======== DATASET ROWS

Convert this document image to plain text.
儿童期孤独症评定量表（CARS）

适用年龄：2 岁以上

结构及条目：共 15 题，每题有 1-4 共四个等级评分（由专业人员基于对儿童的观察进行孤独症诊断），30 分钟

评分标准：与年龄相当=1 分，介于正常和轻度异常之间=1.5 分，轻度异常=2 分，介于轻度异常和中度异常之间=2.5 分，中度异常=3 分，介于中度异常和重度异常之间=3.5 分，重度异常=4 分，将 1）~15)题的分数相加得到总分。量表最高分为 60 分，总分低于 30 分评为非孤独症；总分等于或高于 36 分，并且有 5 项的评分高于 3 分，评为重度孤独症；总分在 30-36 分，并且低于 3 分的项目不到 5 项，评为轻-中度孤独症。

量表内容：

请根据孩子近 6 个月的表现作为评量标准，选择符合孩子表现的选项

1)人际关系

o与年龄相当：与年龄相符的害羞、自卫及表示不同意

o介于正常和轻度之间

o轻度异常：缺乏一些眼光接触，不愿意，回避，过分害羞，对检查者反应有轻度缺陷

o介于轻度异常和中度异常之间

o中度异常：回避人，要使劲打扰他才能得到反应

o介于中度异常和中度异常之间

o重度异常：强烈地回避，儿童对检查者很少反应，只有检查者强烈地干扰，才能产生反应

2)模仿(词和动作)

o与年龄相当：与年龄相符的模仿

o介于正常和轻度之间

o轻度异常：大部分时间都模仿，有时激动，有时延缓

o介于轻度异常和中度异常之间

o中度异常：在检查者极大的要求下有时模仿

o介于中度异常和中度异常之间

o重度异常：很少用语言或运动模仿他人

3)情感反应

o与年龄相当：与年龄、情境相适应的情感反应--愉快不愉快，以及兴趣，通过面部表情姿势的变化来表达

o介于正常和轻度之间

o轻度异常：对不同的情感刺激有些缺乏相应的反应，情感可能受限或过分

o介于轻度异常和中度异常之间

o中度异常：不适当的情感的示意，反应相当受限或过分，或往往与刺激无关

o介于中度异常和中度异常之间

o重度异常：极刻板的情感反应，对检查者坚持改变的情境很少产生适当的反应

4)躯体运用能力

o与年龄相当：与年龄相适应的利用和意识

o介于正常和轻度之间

================

> SET EXERCISE:
Write out the entire listing exactly.

> EXERCISE RESULT:
Convert this document image to plain text.
儿童期孤独症评定量表（CARS）

适用年龄：2 岁以上

结构及条目：共 15 题，每题有 1-4 共四个等级评分（由专业人员基于对儿童的观察进行孤独症诊断），30 分钟

评分标准：与年龄相当=1 分，介于正常和轻度异常之间=1.5 分，轻度异常=2 分，介于轻度异常和中度异常之间=2.5 分，中度异常=3 分，介于中度异常和重度异常之间=3.5 分，重度异常=4 分，将 1）~15)题的分数相加得到总分。量表最高分为 60 分，总分低于 30 分评为非孤独症；总分等于或高于 36 分，并且有 5 项的评分高于 3 分，评为重度孤独症；总分在 30-36 分，并且低于 3 分的项目不到 5 项，评为轻-中度孤独症。

量表内容：

请根据孩子近 6 个月的表现作为评量标准，选择符合孩子表现的选项

1)人际关系

o与年龄相当：与年龄相符的害羞、自卫及表示不同意

o介于正常和轻度之间

o轻度异常：缺乏一些眼光接触，不愿意，回避，过分害羞，对检查者反应有轻度缺陷

o介于轻度异常和中度异常之间

o中度异常：回避人，要使劲打扰他才能得到反应

o介于中度异常和中度异常之间

o重度异常：强烈地回避，儿童对检查者很少反应，只有检查者强烈地干扰，才能产生反应

2)模仿(词和动作)

o与年龄相当：与年龄相符的模仿

o介于正常和轻度之间

o轻度异常：大部分时间都模仿，有时激动，有时延缓

o介于轻度异常和中度异常之间

o中度异常：在检查者极大的要求下有时模仿

o介于中度异常和中度异常之间

o重度异常：很少用语言或运动模仿他人

3)情感反应

o与年龄相当：与年龄、情境相适应的情感反应--愉快不愉快，以及兴趣，通过面部表情姿势的变化来表达

o介于正常和轻度之间

o轻度异常：对不同的情感刺激有些缺乏相应的反应，情感可能受限或过分

o介于轻度异常和中度异常之间

o中度异常：不适当的情感的示意，反应相当受限或过分，或往往与刺激无关

o介于中度异常和中度异常之间

o重度异常：极刻板的情感反应，对检查者坚持改变的情境很少产生适当的反应

4)躯体运用能力

o与年龄相当：与年龄相适应的利用和意识

o介于正常和轻度之间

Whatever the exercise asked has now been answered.